THE TASK>
Without including the pictures, copy out every line below.

DATA SHOWN>
************

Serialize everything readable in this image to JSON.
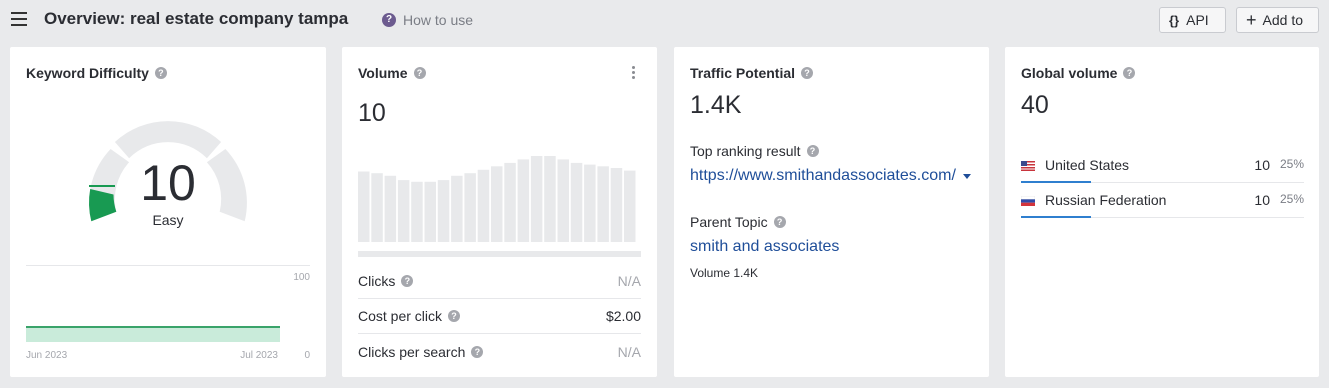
{
  "header": {
    "title": "Overview: real estate company tampa",
    "help_label": "How to use",
    "api_label": "API",
    "add_label": "Add to"
  },
  "kd": {
    "title": "Keyword Difficulty",
    "value": "10",
    "label": "Easy",
    "gauge_fraction": 0.1,
    "axis_top": "100",
    "axis_bottom": "0",
    "date_start": "Jun 2023",
    "date_end": "Jul 2023",
    "accent": "#189a52"
  },
  "volume": {
    "title": "Volume",
    "value": "10",
    "bar_levels": [
      0.82,
      0.8,
      0.77,
      0.72,
      0.7,
      0.7,
      0.72,
      0.77,
      0.8,
      0.84,
      0.88,
      0.92,
      0.96,
      1.0,
      1.0,
      0.96,
      0.92,
      0.9,
      0.88,
      0.86,
      0.83
    ],
    "metrics": [
      {
        "label": "Clicks",
        "value": "N/A"
      },
      {
        "label": "Cost per click",
        "value": "$2.00"
      },
      {
        "label": "Clicks per search",
        "value": "N/A"
      }
    ]
  },
  "traffic": {
    "title": "Traffic Potential",
    "value": "1.4K",
    "top_result_label": "Top ranking result",
    "top_result_url": "https://www.smithandassociates.com/",
    "parent_topic_label": "Parent Topic",
    "parent_topic": "smith and associates",
    "parent_volume": "Volume 1.4K"
  },
  "global": {
    "title": "Global volume",
    "value": "40",
    "countries": [
      {
        "name": "United States",
        "volume": "10",
        "share": "25%",
        "flag": "us-flag-icon"
      },
      {
        "name": "Russian Federation",
        "volume": "10",
        "share": "25%",
        "flag": "ru-flag-icon"
      }
    ]
  }
}
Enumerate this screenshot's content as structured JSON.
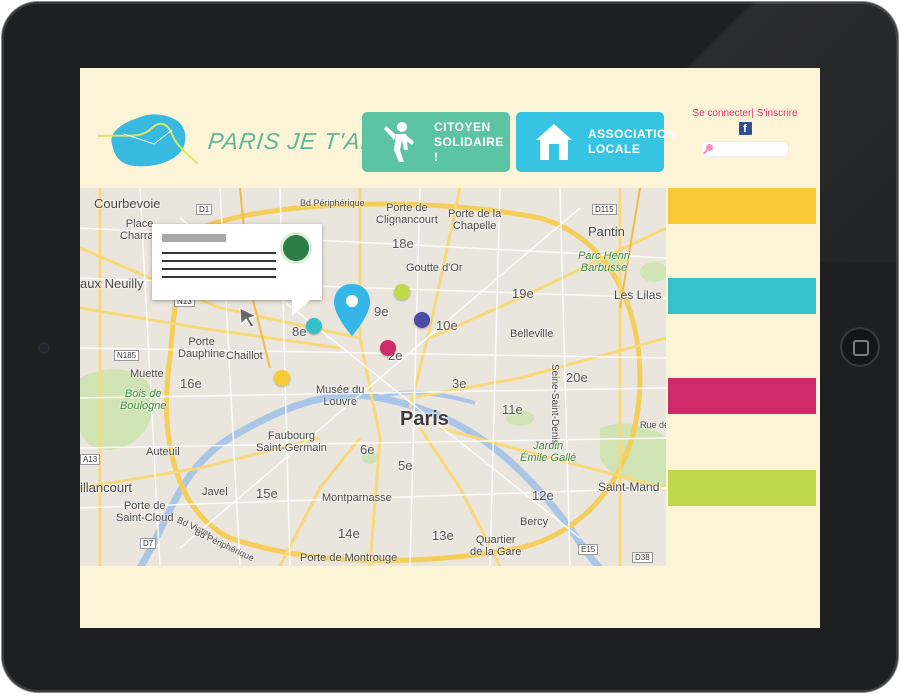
{
  "header": {
    "logo_text": "PARIS JE T'AIDE!",
    "buttons": [
      {
        "label": "CITOYEN\nSOLIDAIRE !",
        "icon": "person-waving-icon",
        "color": "#5cc3a3"
      },
      {
        "label": "ASSOCIATION\nLOCALE",
        "icon": "house-icon",
        "color": "#36c4e2"
      }
    ],
    "auth": {
      "login": "Se connecter",
      "separator": "|",
      "signup": "S'inscrire"
    },
    "search": {
      "placeholder": ""
    }
  },
  "map": {
    "labels": {
      "courbevoie": "Courbevoie",
      "place_charras": "Place\nCharras",
      "neuilly": "aux Neuilly",
      "bd_peripherique_top": "Bd Périphérique",
      "porte_clignancourt": "Porte de\nClignancourt",
      "porte_chapelle": "Porte de la\nChapelle",
      "pantin": "Pantin",
      "parc_henri_barbusse": "Parc Henri\nBarbusse",
      "les_lilas": "Les Lilas",
      "goutte_dor": "Goutte d'Or",
      "belleville": "Belleville",
      "seine_saint_denis": "Seine-Saint-Denis",
      "porte_dauphine": "Porte\nDauphine",
      "chaillot": "Chaillot",
      "muette": "Muette",
      "bois_boulogne": "Bois de\nBoulogne",
      "musee_louvre": "Musée du\nLouvre",
      "paris": "Paris",
      "faubourg_st_germain": "Faubourg\nSaint-Germain",
      "jardin_emile_galle": "Jardin\nÉmile Gallé",
      "auteuil": "Auteuil",
      "javel": "Javel",
      "montparnasse": "Montparnasse",
      "saint_mande": "Saint-Mand",
      "billancourt": "illancourt",
      "porte_saint_cloud": "Porte de\nSaint-Cloud",
      "bd_victor": "Bd Victor",
      "bd_peripherique_bottom": "Bd Périphérique",
      "bercy": "Bercy",
      "quartier_gare": "Quartier\nde la Gare",
      "porte_montrouge": "Porte de Montrouge",
      "rue_de": "Rue de",
      "arr_18": "18e",
      "arr_19": "19e",
      "arr_9": "9e",
      "arr_10": "10e",
      "arr_8": "8e",
      "arr_2": "2e",
      "arr_3": "3e",
      "arr_16": "16e",
      "arr_11": "11e",
      "arr_20": "20e",
      "arr_6": "6e",
      "arr_5": "5e",
      "arr_15": "15e",
      "arr_12": "12e",
      "arr_14": "14e",
      "arr_13": "13e",
      "road_d1": "D1",
      "road_d115": "D115",
      "road_n13": "N13",
      "road_n185": "N185",
      "road_a13": "A13",
      "road_d7": "D7",
      "road_e15": "E15",
      "road_d38": "D38"
    },
    "markers": [
      {
        "name": "marker-teal",
        "color": "#35c0c9"
      },
      {
        "name": "marker-green",
        "color": "#bfd94a"
      },
      {
        "name": "marker-purple",
        "color": "#4b4ba8"
      },
      {
        "name": "marker-magenta",
        "color": "#d12a6a"
      },
      {
        "name": "marker-yellow",
        "color": "#f7c936"
      }
    ],
    "pin_color": "#36b6e6"
  },
  "stripes": [
    {
      "name": "stripe-yellow",
      "color": "#f7c936"
    },
    {
      "name": "stripe-teal",
      "color": "#37c2c9"
    },
    {
      "name": "stripe-magenta",
      "color": "#d12a6a"
    },
    {
      "name": "stripe-green",
      "color": "#bfd94a"
    }
  ]
}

************

FINAL RESULT>
Serialize everything readable in this image to JSON.
{
  "header": {
    "title": "Overview: real estate company tampa",
    "help_label": "How to use",
    "api_label": "API",
    "add_label": "Add to"
  },
  "kd": {
    "title": "Keyword Difficulty",
    "value": "10",
    "label": "Easy",
    "gauge_fraction": 0.1,
    "axis_top": "100",
    "axis_bottom": "0",
    "date_start": "Jun 2023",
    "date_end": "Jul 2023",
    "accent": "#189a52"
  },
  "volume": {
    "title": "Volume",
    "value": "10",
    "bar_levels": [
      0.82,
      0.8,
      0.77,
      0.72,
      0.7,
      0.7,
      0.72,
      0.77,
      0.8,
      0.84,
      0.88,
      0.92,
      0.96,
      1.0,
      1.0,
      0.96,
      0.92,
      0.9,
      0.88,
      0.86,
      0.83
    ],
    "metrics": [
      {
        "label": "Clicks",
        "value": "N/A"
      },
      {
        "label": "Cost per click",
        "value": "$2.00"
      },
      {
        "label": "Clicks per search",
        "value": "N/A"
      }
    ]
  },
  "traffic": {
    "title": "Traffic Potential",
    "value": "1.4K",
    "top_result_label": "Top ranking result",
    "top_result_url": "https://www.smithandassociates.com/",
    "parent_topic_label": "Parent Topic",
    "parent_topic": "smith and associates",
    "parent_volume": "Volume 1.4K"
  },
  "global": {
    "title": "Global volume",
    "value": "40",
    "countries": [
      {
        "name": "United States",
        "volume": "10",
        "share": "25%",
        "flag": "us-flag-icon"
      },
      {
        "name": "Russian Federation",
        "volume": "10",
        "share": "25%",
        "flag": "ru-flag-icon"
      }
    ]
  }
}
Enumerate this screenshot's content as structured JSON.
{
  "header": {
    "logo_text": "PARIS JE T'AIDE!",
    "buttons": [
      {
        "label": "CITOYEN\nSOLIDAIRE !",
        "icon": "person-waving-icon",
        "color": "#5cc3a3"
      },
      {
        "label": "ASSOCIATION\nLOCALE",
        "icon": "house-icon",
        "color": "#36c4e2"
      }
    ],
    "auth": {
      "login": "Se connecter",
      "separator": "|",
      "signup": "S'inscrire"
    },
    "search": {
      "placeholder": ""
    }
  },
  "map": {
    "labels": {
      "courbevoie": "Courbevoie",
      "place_charras": "Place\nCharras",
      "neuilly": "aux Neuilly",
      "bd_peripherique_top": "Bd Périphérique",
      "porte_clignancourt": "Porte de\nClignancourt",
      "porte_chapelle": "Porte de la\nChapelle",
      "pantin": "Pantin",
      "parc_henri_barbusse": "Parc Henri\nBarbusse",
      "les_lilas": "Les Lilas",
      "goutte_dor": "Goutte d'Or",
      "belleville": "Belleville",
      "seine_saint_denis": "Seine-Saint-Denis",
      "porte_dauphine": "Porte\nDauphine",
      "chaillot": "Chaillot",
      "muette": "Muette",
      "bois_boulogne": "Bois de\nBoulogne",
      "musee_louvre": "Musée du\nLouvre",
      "paris": "Paris",
      "faubourg_st_germain": "Faubourg\nSaint-Germain",
      "jardin_emile_galle": "Jardin\nÉmile Gallé",
      "auteuil": "Auteuil",
      "javel": "Javel",
      "montparnasse": "Montparnasse",
      "saint_mande": "Saint-Mand",
      "billancourt": "illancourt",
      "porte_saint_cloud": "Porte de\nSaint-Cloud",
      "bd_victor": "Bd Victor",
      "bd_peripherique_bottom": "Bd Périphérique",
      "bercy": "Bercy",
      "quartier_gare": "Quartier\nde la Gare",
      "porte_montrouge": "Porte de Montrouge",
      "rue_de": "Rue de",
      "arr_18": "18e",
      "arr_19": "19e",
      "arr_9": "9e",
      "arr_10": "10e",
      "arr_8": "8e",
      "arr_2": "2e",
      "arr_3": "3e",
      "arr_16": "16e",
      "arr_11": "11e",
      "arr_20": "20e",
      "arr_6": "6e",
      "arr_5": "5e",
      "arr_15": "15e",
      "arr_12": "12e",
      "arr_14": "14e",
      "arr_13": "13e",
      "road_d1": "D1",
      "road_d115": "D115",
      "road_n13": "N13",
      "road_n185": "N185",
      "road_a13": "A13",
      "road_d7": "D7",
      "road_e15": "E15",
      "road_d38": "D38"
    },
    "markers": [
      {
        "name": "marker-teal",
        "color": "#35c0c9"
      },
      {
        "name": "marker-green",
        "color": "#bfd94a"
      },
      {
        "name": "marker-purple",
        "color": "#4b4ba8"
      },
      {
        "name": "marker-magenta",
        "color": "#d12a6a"
      },
      {
        "name": "marker-yellow",
        "color": "#f7c936"
      }
    ],
    "pin_color": "#36b6e6"
  },
  "stripes": [
    {
      "name": "stripe-yellow",
      "color": "#f7c936"
    },
    {
      "name": "stripe-teal",
      "color": "#37c2c9"
    },
    {
      "name": "stripe-magenta",
      "color": "#d12a6a"
    },
    {
      "name": "stripe-green",
      "color": "#bfd94a"
    }
  ]
}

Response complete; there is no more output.